### EXERCISE PROMPT
The complete listing should be restated exactly.

[Begin]

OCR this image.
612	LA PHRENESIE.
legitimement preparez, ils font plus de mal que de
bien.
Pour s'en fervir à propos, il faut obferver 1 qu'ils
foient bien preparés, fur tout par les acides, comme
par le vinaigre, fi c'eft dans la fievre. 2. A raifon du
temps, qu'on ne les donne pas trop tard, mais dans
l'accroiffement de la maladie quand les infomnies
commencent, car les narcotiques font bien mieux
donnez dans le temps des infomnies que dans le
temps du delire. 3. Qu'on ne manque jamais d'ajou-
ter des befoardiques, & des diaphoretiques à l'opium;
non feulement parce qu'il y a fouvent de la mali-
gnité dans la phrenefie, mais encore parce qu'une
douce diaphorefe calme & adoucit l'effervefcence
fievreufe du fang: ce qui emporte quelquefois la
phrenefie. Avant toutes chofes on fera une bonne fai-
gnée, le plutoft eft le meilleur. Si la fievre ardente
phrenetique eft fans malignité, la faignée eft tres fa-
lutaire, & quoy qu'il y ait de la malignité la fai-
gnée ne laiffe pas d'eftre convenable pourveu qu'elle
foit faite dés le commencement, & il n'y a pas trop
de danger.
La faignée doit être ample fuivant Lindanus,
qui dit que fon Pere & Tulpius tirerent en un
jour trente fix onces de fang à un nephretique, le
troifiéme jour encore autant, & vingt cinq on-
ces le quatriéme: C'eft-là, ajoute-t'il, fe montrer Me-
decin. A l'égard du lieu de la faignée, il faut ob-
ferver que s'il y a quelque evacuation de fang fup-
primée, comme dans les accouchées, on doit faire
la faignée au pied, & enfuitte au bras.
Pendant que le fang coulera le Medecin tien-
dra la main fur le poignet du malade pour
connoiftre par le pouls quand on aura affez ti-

[End]

### TASK RESULT
OCR this image.
612	LA PHRENESIE.
legitimement preparez, ils font plus de mal que de
bien.
Pour s'en fervir à propos, il faut obferver 1 qu'ils
foient bien preparés, fur tout par les acides, comme
par le vinaigre, fi c'eft dans la fievre. 2. A raifon du
temps, qu'on ne les donne pas trop tard, mais dans
l'accroiffement de la maladie quand les infomnies
commencent, car les narcotiques font bien mieux
donnez dans le temps des infomnies que dans le
temps du delire. 3. Qu'on ne manque jamais d'ajou-
ter des befoardiques, & des diaphoretiques à l'opium;
non feulement parce qu'il y a fouvent de la mali-
gnité dans la phrenefie, mais encore parce qu'une
douce diaphorefe calme & adoucit l'effervefcence
fievreufe du fang: ce qui emporte quelquefois la
phrenefie. Avant toutes chofes on fera une bonne fai-
gnée, le plutoft eft le meilleur. Si la fievre ardente
phrenetique eft fans malignité, la faignée eft tres fa-
lutaire, & quoy qu'il y ait de la malignité la fai-
gnée ne laiffe pas d'eftre convenable pourveu qu'elle
foit faite dés le commencement, & il n'y a pas trop
de danger.
La faignée doit être ample fuivant Lindanus,
qui dit que fon Pere & Tulpius tirerent en un
jour trente fix onces de fang à un nephretique, le
troifiéme jour encore autant, & vingt cinq on-
ces le quatriéme: C'eft-là, ajoute-t'il, fe montrer Me-
decin. A l'égard du lieu de la faignée, il faut ob-
ferver que s'il y a quelque evacuation de fang fup-
primée, comme dans les accouchées, on doit faire
la faignée au pied, & enfuitte au bras.
Pendant que le fang coulera le Medecin tien-
dra la main fur le poignet du malade pour
connoiftre par le pouls quand on aura affez ti-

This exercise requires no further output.